◆ **Instruction**
List each line of the data in which the string "Notary" appears.

-- BEGIN --

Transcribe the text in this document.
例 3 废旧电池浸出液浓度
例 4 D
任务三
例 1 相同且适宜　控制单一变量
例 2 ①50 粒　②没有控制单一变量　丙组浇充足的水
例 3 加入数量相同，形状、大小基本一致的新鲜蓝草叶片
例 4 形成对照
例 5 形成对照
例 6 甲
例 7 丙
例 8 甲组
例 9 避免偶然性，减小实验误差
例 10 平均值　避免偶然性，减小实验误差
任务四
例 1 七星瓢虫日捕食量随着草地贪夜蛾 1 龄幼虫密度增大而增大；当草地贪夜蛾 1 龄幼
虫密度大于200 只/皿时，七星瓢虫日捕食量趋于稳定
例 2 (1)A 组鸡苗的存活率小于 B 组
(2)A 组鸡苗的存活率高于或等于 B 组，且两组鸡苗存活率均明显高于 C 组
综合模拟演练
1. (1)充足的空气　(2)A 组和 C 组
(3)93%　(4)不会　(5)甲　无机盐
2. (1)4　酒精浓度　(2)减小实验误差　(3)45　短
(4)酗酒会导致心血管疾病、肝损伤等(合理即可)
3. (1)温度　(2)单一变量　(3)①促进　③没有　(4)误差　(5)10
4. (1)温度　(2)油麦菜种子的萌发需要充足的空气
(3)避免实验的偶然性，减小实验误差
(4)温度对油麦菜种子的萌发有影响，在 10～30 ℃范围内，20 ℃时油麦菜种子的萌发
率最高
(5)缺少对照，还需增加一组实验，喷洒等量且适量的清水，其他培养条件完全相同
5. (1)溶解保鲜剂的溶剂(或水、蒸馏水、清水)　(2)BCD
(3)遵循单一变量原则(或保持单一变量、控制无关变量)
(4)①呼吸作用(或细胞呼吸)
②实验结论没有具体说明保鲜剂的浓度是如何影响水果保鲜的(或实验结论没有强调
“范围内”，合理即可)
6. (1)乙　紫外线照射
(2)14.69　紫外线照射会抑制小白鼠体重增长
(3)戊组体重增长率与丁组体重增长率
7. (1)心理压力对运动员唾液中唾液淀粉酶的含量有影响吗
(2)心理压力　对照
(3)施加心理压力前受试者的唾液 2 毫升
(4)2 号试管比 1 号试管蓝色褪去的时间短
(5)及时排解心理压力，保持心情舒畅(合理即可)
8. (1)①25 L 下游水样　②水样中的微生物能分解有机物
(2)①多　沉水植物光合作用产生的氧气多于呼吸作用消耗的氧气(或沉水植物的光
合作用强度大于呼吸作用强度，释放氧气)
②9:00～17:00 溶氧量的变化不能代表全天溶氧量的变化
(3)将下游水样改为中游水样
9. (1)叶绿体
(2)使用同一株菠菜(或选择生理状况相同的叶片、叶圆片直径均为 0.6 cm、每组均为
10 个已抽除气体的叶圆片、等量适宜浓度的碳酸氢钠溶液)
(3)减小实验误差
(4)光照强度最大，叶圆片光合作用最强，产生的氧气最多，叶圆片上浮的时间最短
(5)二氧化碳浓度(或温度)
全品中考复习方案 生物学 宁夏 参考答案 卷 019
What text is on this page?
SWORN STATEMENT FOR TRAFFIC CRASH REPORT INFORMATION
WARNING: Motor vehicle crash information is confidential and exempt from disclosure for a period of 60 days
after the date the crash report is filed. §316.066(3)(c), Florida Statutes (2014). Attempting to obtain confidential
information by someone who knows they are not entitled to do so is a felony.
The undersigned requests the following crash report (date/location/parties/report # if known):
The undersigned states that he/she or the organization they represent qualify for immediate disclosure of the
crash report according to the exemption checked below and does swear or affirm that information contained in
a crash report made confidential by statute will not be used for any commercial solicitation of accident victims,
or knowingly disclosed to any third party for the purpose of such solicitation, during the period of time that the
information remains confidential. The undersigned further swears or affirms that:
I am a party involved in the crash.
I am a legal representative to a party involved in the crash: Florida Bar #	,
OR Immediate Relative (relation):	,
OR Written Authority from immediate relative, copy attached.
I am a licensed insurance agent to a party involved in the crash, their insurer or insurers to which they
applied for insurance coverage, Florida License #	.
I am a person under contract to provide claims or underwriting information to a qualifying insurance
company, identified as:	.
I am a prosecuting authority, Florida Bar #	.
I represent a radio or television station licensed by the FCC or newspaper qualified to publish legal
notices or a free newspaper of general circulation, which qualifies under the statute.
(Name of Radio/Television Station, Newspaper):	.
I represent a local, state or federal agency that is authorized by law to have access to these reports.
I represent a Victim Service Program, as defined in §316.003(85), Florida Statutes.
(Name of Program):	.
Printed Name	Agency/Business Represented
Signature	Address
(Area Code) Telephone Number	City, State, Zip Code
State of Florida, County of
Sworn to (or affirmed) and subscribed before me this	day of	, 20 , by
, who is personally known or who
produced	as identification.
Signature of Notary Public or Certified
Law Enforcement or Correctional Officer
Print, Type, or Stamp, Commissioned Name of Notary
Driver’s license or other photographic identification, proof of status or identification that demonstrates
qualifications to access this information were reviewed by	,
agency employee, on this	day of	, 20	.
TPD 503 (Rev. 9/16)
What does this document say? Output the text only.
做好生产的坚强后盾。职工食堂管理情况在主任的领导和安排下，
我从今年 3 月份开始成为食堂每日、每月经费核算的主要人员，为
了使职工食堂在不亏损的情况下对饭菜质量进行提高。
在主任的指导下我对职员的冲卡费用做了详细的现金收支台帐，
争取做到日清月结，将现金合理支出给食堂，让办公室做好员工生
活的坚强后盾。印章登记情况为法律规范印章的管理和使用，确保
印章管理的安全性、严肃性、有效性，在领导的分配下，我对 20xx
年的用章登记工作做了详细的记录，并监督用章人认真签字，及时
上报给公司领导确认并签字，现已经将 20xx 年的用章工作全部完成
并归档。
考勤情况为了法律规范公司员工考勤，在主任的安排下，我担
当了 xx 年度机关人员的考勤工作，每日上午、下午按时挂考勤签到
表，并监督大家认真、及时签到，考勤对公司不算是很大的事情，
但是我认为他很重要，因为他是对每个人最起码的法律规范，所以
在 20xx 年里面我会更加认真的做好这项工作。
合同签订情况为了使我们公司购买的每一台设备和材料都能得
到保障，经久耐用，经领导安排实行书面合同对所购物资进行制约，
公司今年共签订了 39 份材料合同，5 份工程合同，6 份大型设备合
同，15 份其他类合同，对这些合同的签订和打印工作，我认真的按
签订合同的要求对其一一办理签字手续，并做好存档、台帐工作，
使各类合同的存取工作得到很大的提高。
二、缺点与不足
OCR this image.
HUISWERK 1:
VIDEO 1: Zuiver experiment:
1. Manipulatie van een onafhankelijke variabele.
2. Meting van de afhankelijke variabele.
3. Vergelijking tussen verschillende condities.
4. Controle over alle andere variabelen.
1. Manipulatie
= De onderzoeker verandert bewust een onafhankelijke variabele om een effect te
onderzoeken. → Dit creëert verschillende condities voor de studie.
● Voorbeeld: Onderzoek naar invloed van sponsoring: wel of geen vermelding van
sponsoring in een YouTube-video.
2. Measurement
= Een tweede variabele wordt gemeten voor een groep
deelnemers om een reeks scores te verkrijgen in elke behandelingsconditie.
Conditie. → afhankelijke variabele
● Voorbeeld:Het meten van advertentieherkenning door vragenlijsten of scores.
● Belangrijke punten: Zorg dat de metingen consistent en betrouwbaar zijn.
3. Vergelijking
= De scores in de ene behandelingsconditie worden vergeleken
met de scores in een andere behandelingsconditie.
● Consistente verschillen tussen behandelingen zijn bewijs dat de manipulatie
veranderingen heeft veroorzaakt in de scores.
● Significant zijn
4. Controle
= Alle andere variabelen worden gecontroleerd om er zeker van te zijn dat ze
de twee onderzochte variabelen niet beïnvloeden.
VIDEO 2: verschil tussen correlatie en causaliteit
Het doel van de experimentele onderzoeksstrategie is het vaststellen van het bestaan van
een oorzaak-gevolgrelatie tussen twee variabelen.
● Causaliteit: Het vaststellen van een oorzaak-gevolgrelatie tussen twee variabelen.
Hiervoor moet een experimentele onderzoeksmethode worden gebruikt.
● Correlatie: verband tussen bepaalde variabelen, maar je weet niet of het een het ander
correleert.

-- END --

◆ **Result for this exercise**
Signature of Notary Public or Certified
Print, Type, or Stamp, Commissioned Name of Notary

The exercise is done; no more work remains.